** Begin **
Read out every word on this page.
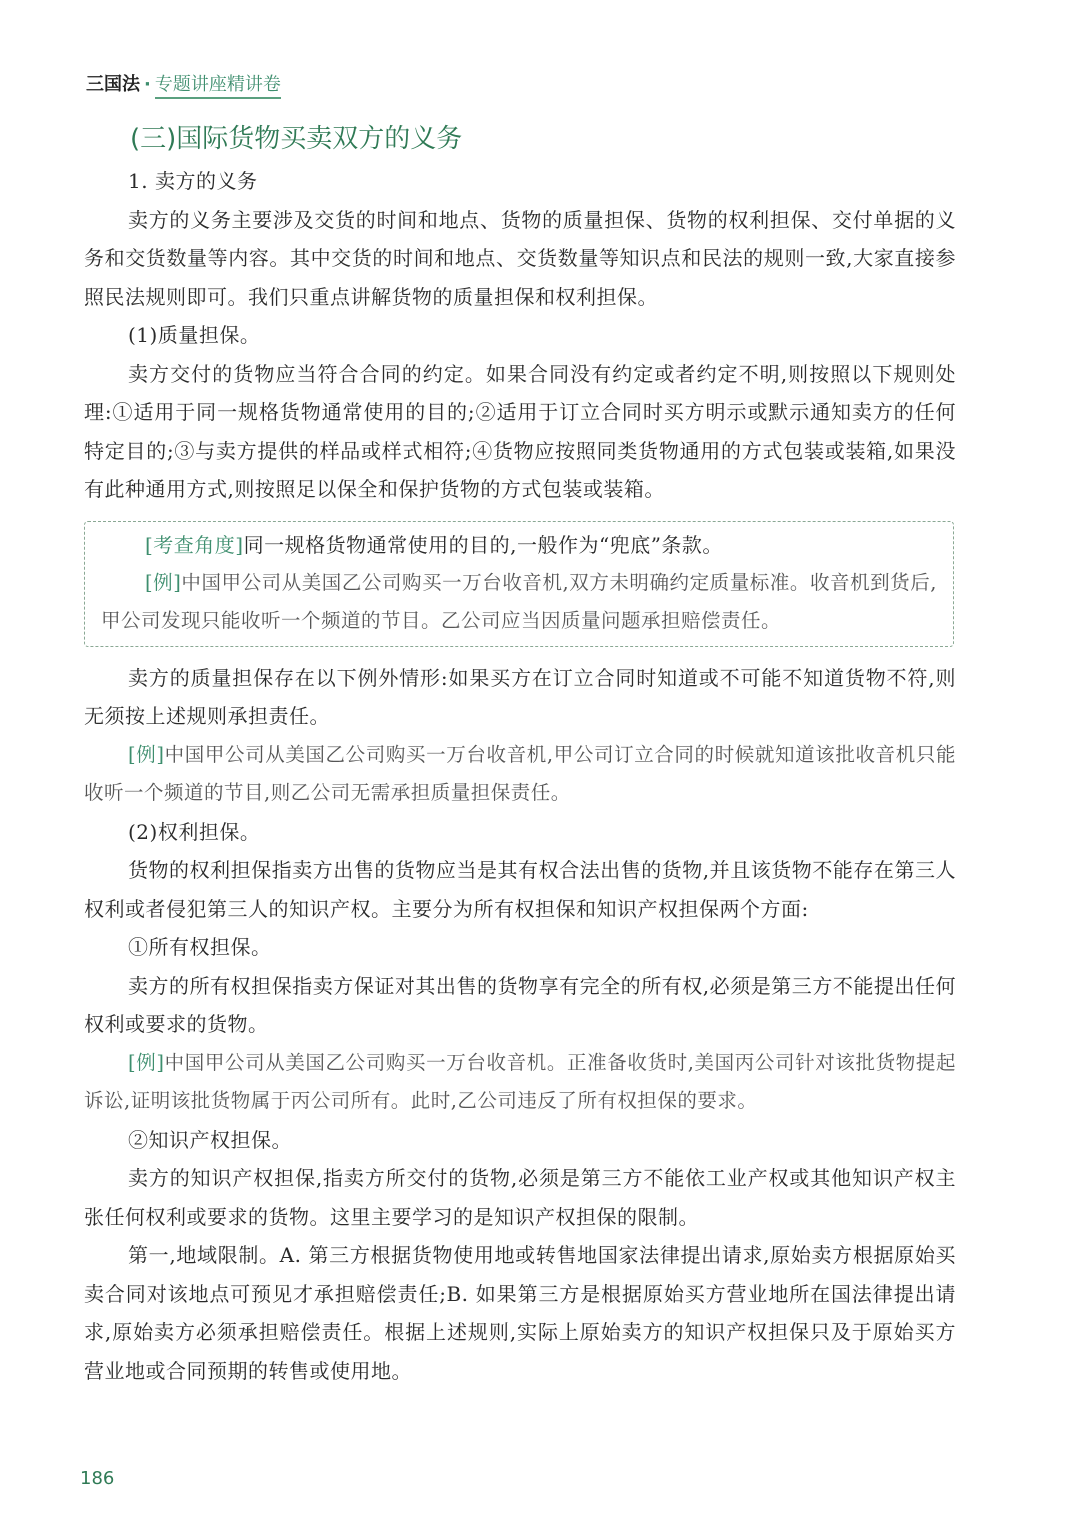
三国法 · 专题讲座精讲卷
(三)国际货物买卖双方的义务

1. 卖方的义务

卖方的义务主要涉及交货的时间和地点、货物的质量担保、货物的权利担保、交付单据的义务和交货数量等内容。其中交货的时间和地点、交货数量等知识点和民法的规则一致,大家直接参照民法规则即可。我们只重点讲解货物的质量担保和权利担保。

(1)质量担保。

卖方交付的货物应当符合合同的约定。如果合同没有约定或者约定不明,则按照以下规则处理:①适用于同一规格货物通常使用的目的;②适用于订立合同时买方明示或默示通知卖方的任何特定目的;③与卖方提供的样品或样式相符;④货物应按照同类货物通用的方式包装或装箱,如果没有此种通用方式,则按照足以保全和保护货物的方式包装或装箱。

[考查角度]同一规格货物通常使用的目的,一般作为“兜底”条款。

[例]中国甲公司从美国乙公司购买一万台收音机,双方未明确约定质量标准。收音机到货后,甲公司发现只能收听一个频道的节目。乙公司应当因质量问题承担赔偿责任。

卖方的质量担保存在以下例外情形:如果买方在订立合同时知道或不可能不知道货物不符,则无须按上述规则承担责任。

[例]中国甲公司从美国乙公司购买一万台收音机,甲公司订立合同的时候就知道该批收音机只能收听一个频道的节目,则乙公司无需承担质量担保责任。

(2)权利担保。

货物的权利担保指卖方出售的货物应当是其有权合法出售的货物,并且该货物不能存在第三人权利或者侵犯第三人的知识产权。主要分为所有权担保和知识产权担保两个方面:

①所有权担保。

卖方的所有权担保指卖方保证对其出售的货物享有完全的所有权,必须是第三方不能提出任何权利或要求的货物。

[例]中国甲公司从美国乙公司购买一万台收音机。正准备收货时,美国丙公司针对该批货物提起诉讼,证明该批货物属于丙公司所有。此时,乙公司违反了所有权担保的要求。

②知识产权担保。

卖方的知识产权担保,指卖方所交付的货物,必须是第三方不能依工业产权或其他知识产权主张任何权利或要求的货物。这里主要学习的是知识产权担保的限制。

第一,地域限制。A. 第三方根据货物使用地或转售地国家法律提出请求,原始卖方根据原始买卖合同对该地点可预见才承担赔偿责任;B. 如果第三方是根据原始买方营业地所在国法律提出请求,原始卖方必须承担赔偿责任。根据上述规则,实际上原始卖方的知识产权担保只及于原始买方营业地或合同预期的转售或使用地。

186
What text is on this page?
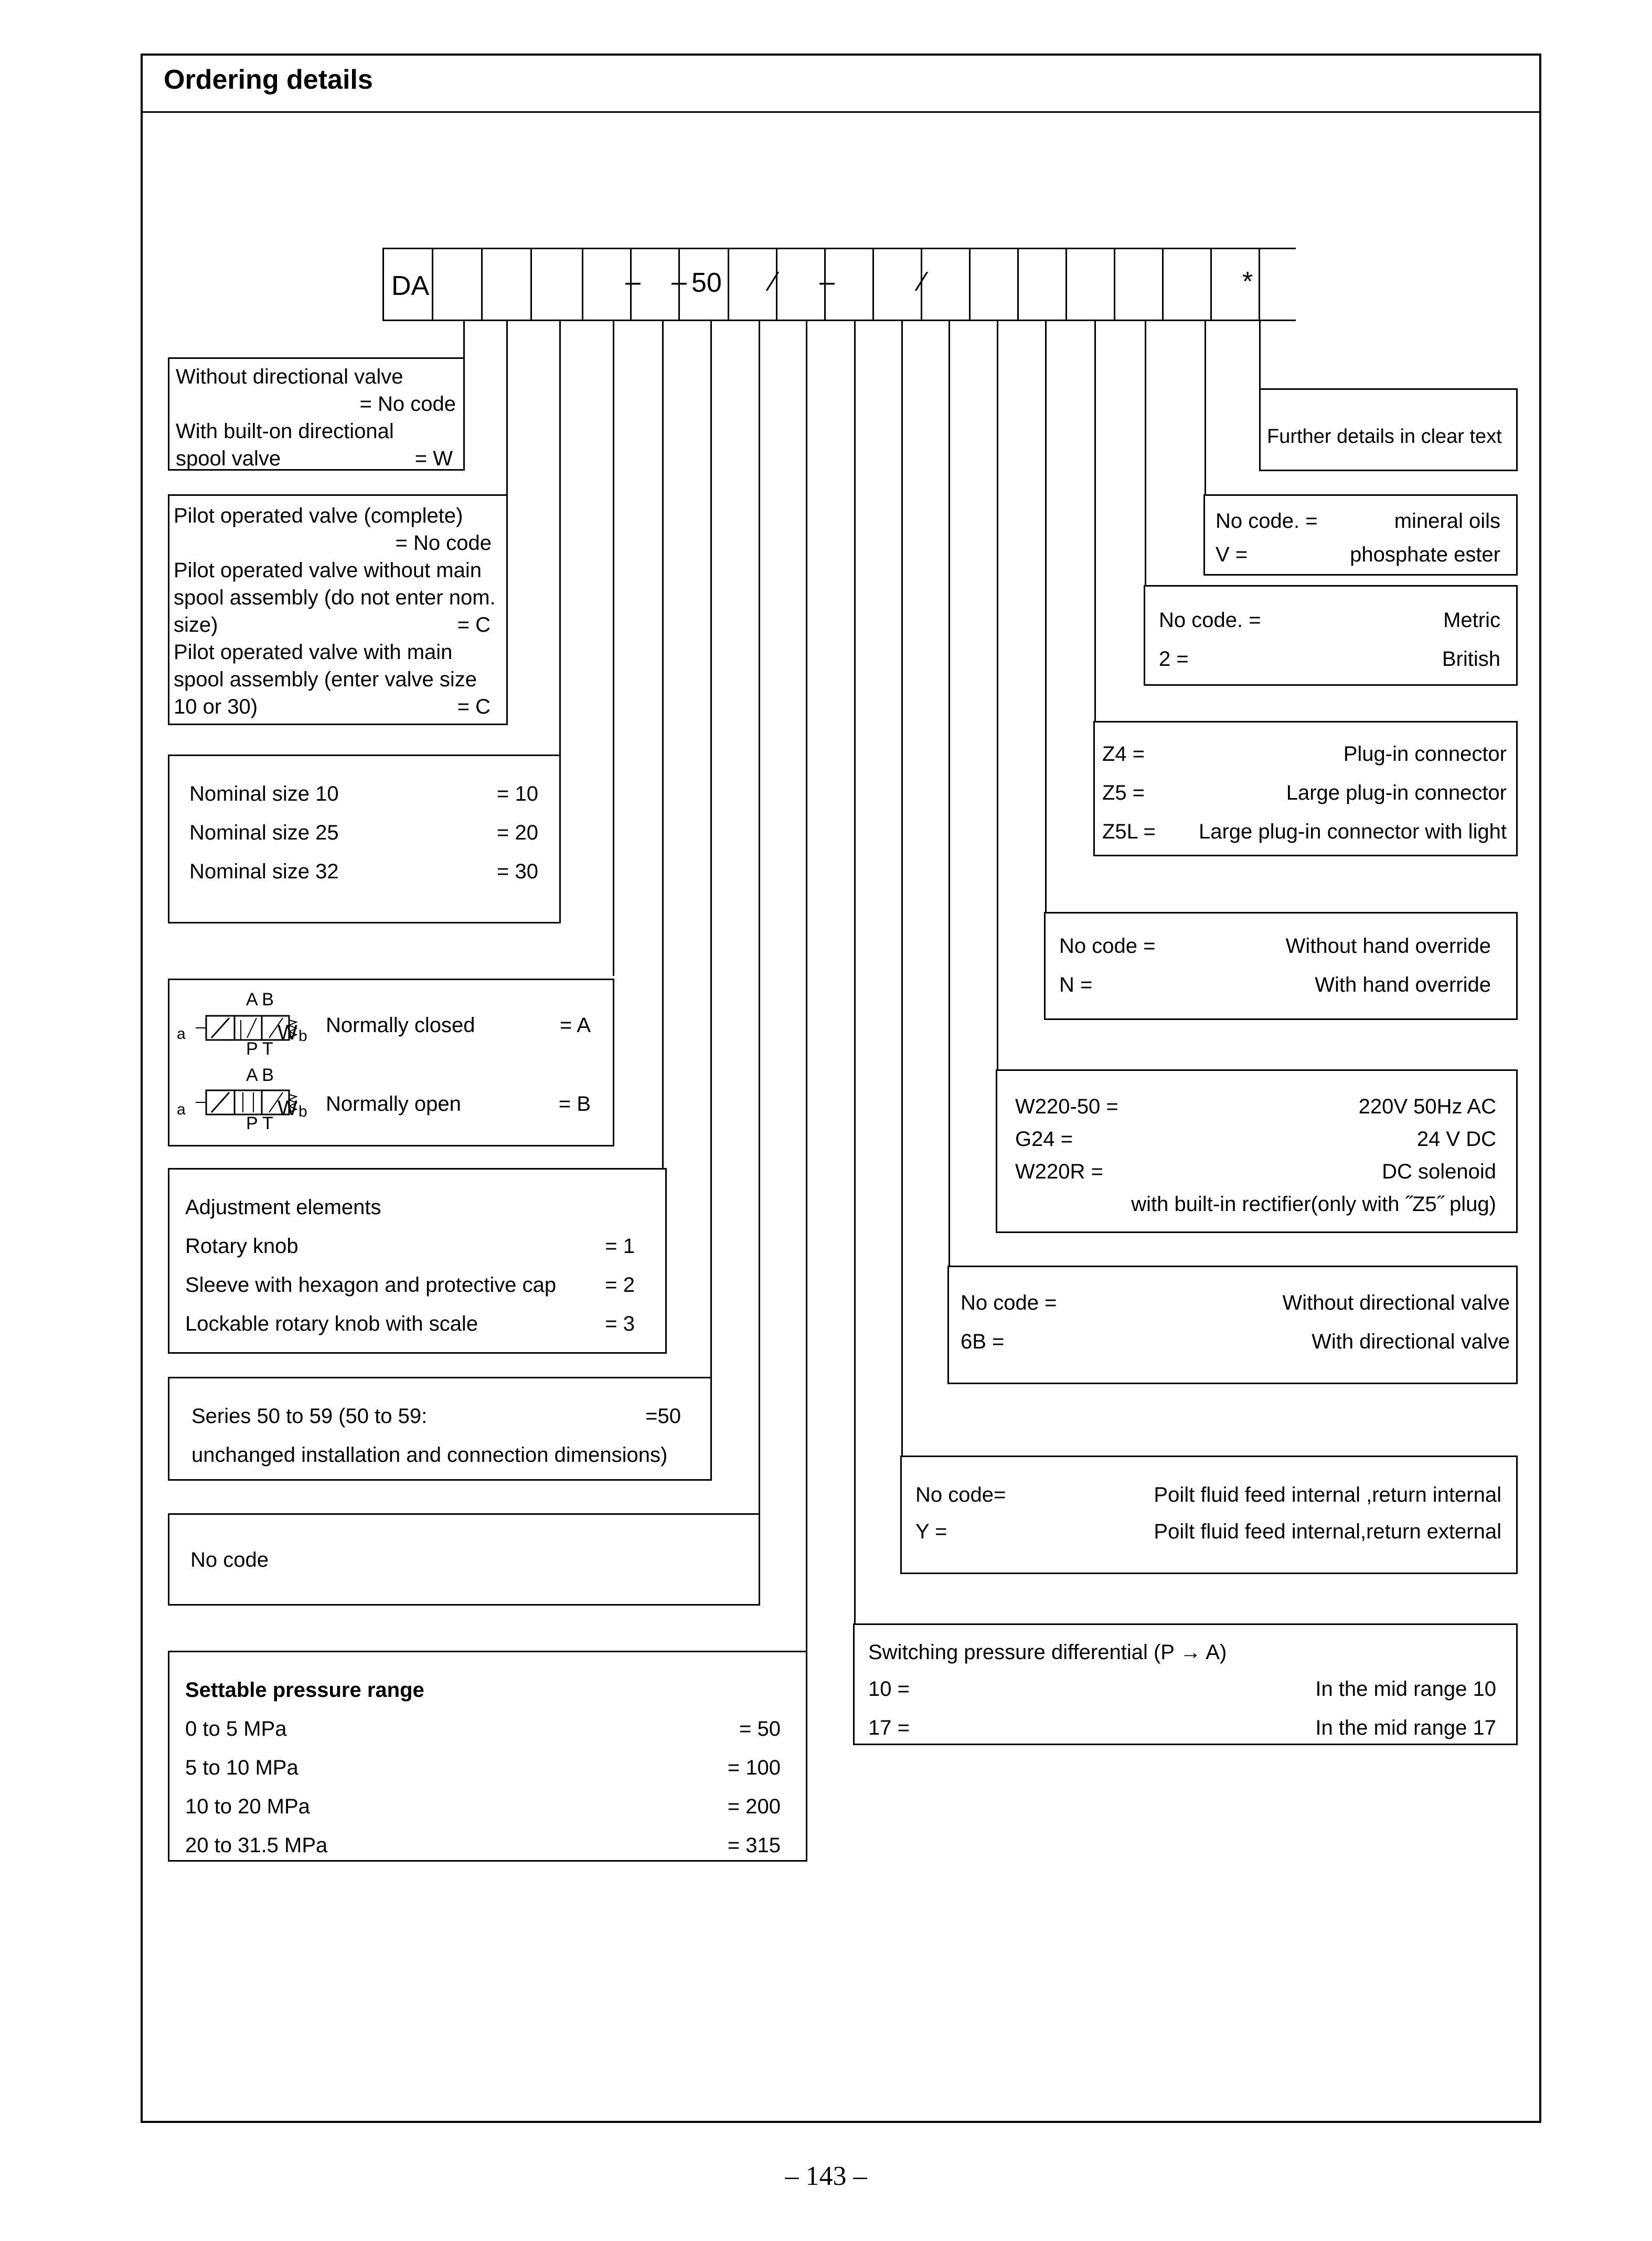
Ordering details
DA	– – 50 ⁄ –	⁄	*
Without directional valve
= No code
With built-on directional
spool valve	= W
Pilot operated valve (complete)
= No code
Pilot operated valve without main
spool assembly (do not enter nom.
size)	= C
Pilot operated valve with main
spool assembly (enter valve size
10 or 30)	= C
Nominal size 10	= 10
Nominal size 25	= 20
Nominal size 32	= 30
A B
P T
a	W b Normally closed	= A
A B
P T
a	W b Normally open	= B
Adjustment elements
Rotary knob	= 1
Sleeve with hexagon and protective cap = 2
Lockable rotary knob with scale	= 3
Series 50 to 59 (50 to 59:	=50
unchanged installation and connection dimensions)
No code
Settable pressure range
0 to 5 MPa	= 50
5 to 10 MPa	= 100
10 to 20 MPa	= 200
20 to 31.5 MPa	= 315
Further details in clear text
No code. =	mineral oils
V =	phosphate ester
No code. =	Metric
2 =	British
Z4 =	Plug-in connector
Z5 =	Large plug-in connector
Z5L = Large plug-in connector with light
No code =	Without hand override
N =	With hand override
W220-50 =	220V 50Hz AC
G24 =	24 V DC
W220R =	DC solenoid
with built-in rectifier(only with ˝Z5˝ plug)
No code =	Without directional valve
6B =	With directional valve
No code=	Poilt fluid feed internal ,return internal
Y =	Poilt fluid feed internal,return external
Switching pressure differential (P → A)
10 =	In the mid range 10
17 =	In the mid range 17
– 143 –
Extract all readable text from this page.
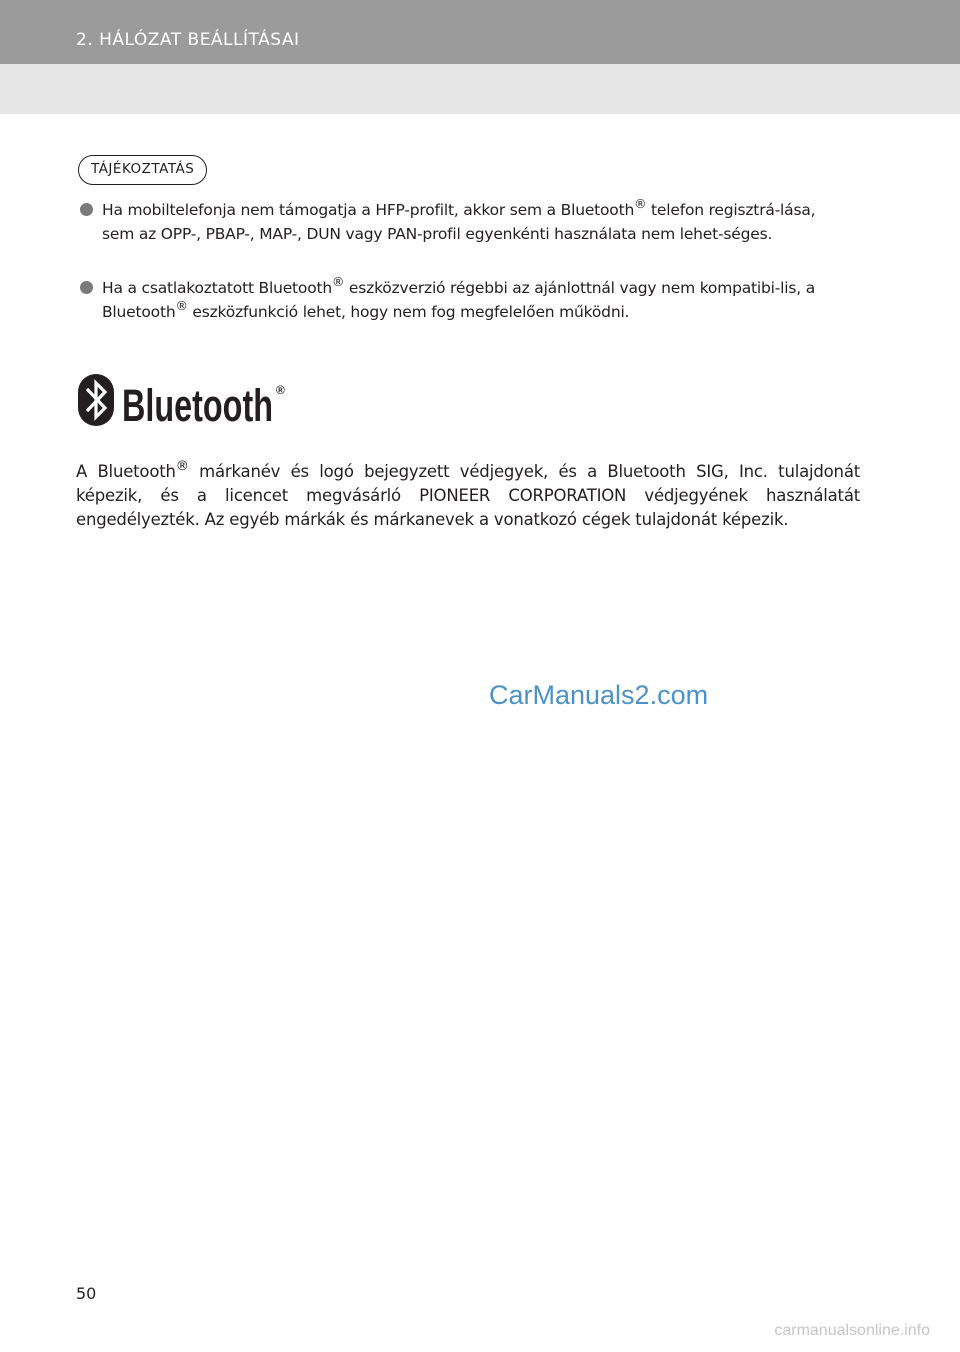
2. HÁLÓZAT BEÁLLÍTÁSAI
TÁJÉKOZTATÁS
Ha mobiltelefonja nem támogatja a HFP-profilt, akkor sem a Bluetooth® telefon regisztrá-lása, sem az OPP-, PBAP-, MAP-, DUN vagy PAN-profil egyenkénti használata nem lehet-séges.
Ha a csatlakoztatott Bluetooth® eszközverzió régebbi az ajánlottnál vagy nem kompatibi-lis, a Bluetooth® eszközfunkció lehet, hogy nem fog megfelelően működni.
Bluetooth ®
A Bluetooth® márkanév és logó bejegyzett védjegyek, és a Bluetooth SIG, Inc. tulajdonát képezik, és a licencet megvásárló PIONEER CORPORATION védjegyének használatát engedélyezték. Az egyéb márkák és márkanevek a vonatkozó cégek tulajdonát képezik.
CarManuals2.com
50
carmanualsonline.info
** End **
Without the pictures, write out the whole listing above exactly as it appears.

** FINAL ANSWER **
Read out every word on this page.
三国法 · 专题讲座精讲卷
(三)国际货物买卖双方的义务

1. 卖方的义务

卖方的义务主要涉及交货的时间和地点、货物的质量担保、货物的权利担保、交付单据的义务和交货数量等内容。其中交货的时间和地点、交货数量等知识点和民法的规则一致,大家直接参照民法规则即可。我们只重点讲解货物的质量担保和权利担保。

(1)质量担保。

卖方交付的货物应当符合合同的约定。如果合同没有约定或者约定不明,则按照以下规则处理:①适用于同一规格货物通常使用的目的;②适用于订立合同时买方明示或默示通知卖方的任何特定目的;③与卖方提供的样品或样式相符;④货物应按照同类货物通用的方式包装或装箱,如果没有此种通用方式,则按照足以保全和保护货物的方式包装或装箱。

[考查角度]同一规格货物通常使用的目的,一般作为“兜底”条款。

[例]中国甲公司从美国乙公司购买一万台收音机,双方未明确约定质量标准。收音机到货后,甲公司发现只能收听一个频道的节目。乙公司应当因质量问题承担赔偿责任。

卖方的质量担保存在以下例外情形:如果买方在订立合同时知道或不可能不知道货物不符,则无须按上述规则承担责任。

[例]中国甲公司从美国乙公司购买一万台收音机,甲公司订立合同的时候就知道该批收音机只能收听一个频道的节目,则乙公司无需承担质量担保责任。

(2)权利担保。

货物的权利担保指卖方出售的货物应当是其有权合法出售的货物,并且该货物不能存在第三人权利或者侵犯第三人的知识产权。主要分为所有权担保和知识产权担保两个方面:

①所有权担保。

卖方的所有权担保指卖方保证对其出售的货物享有完全的所有权,必须是第三方不能提出任何权利或要求的货物。

[例]中国甲公司从美国乙公司购买一万台收音机。正准备收货时,美国丙公司针对该批货物提起诉讼,证明该批货物属于丙公司所有。此时,乙公司违反了所有权担保的要求。

②知识产权担保。

卖方的知识产权担保,指卖方所交付的货物,必须是第三方不能依工业产权或其他知识产权主张任何权利或要求的货物。这里主要学习的是知识产权担保的限制。

第一,地域限制。A. 第三方根据货物使用地或转售地国家法律提出请求,原始卖方根据原始买卖合同对该地点可预见才承担赔偿责任;B. 如果第三方是根据原始买方营业地所在国法律提出请求,原始卖方必须承担赔偿责任。根据上述规则,实际上原始卖方的知识产权担保只及于原始买方营业地或合同预期的转售或使用地。

186
What text is on this page?
Ordering details
DA	– – 50 ⁄ –	⁄	*
Without directional valve
= No code
With built-on directional
spool valve	= W
Pilot operated valve (complete)
= No code
Pilot operated valve without main
spool assembly (do not enter nom.
size)	= C
Pilot operated valve with main
spool assembly (enter valve size
10 or 30)	= C
Nominal size 10	= 10
Nominal size 25	= 20
Nominal size 32	= 30
A B
P T
a	W b Normally closed	= A
A B
P T
a	W b Normally open	= B
Adjustment elements
Rotary knob	= 1
Sleeve with hexagon and protective cap = 2
Lockable rotary knob with scale	= 3
Series 50 to 59 (50 to 59:	=50
unchanged installation and connection dimensions)
No code
Settable pressure range
0 to 5 MPa	= 50
5 to 10 MPa	= 100
10 to 20 MPa	= 200
20 to 31.5 MPa	= 315
Further details in clear text
No code. =	mineral oils
V =	phosphate ester
No code. =	Metric
2 =	British
Z4 =	Plug-in connector
Z5 =	Large plug-in connector
Z5L = Large plug-in connector with light
No code =	Without hand override
N =	With hand override
W220-50 =	220V 50Hz AC
G24 =	24 V DC
W220R =	DC solenoid
with built-in rectifier(only with ˝Z5˝ plug)
No code =	Without directional valve
6B =	With directional valve
No code=	Poilt fluid feed internal ,return internal
Y =	Poilt fluid feed internal,return external
Switching pressure differential (P → A)
10 =	In the mid range 10
17 =	In the mid range 17
– 143 –
Extract all readable text from this page.
2. HÁLÓZAT BEÁLLÍTÁSAI
TÁJÉKOZTATÁS
Ha mobiltelefonja nem támogatja a HFP-profilt, akkor sem a Bluetooth® telefon regisztrá-lása, sem az OPP-, PBAP-, MAP-, DUN vagy PAN-profil egyenkénti használata nem lehet-séges.
Ha a csatlakoztatott Bluetooth® eszközverzió régebbi az ajánlottnál vagy nem kompatibi-lis, a Bluetooth® eszközfunkció lehet, hogy nem fog megfelelően működni.
Bluetooth ®
A Bluetooth® márkanév és logó bejegyzett védjegyek, és a Bluetooth SIG, Inc. tulajdonát képezik, és a licencet megvásárló PIONEER CORPORATION védjegyének használatát engedélyezték. Az egyéb márkák és márkanevek a vonatkozó cégek tulajdonát képezik.
CarManuals2.com
50
carmanualsonline.info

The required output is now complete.